Items from a data source:
++++++

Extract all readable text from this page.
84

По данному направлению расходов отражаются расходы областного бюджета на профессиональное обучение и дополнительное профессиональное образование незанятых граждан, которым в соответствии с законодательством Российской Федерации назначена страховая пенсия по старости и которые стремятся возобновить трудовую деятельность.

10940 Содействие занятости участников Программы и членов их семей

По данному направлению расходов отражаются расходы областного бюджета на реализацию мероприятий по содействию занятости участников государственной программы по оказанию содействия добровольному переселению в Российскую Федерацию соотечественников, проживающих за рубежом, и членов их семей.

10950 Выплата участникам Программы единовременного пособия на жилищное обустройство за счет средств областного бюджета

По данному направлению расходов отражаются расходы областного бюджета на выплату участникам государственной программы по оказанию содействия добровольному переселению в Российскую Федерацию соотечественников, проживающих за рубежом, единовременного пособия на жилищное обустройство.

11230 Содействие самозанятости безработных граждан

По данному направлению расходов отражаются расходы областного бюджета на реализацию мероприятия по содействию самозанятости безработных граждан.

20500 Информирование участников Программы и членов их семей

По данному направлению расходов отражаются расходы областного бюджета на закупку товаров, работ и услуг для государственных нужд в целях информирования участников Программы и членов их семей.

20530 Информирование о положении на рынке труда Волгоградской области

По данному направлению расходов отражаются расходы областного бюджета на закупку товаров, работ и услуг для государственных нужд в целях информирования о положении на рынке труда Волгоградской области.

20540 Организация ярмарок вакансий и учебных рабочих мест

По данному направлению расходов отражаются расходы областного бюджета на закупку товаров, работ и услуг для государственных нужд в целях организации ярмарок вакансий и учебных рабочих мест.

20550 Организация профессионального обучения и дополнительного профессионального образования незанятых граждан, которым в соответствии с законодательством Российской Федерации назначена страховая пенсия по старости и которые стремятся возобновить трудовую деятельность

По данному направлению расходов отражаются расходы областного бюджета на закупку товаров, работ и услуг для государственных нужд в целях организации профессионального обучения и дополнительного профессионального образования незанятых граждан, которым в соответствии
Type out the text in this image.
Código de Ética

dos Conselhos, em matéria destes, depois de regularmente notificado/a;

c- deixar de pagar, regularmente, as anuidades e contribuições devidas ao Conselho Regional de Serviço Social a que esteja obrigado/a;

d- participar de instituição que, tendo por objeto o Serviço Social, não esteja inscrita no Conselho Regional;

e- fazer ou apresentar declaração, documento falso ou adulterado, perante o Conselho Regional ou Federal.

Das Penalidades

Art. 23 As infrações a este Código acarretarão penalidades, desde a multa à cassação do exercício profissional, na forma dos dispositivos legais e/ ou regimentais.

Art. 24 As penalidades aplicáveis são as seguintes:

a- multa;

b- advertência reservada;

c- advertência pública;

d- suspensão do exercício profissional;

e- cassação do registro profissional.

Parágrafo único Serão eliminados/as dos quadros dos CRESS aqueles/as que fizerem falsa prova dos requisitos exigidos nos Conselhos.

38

++++++

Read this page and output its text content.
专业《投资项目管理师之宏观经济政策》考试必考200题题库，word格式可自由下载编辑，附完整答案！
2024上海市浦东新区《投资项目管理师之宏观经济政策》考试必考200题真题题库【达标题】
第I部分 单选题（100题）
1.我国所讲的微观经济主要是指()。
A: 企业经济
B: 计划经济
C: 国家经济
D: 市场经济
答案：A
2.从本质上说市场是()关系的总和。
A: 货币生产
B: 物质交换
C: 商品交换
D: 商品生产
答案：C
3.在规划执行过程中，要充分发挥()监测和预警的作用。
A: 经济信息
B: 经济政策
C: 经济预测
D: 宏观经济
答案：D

++++++

Check each line of the records above for the word "единовременного", then give the number of lines that have it, with no other words.

2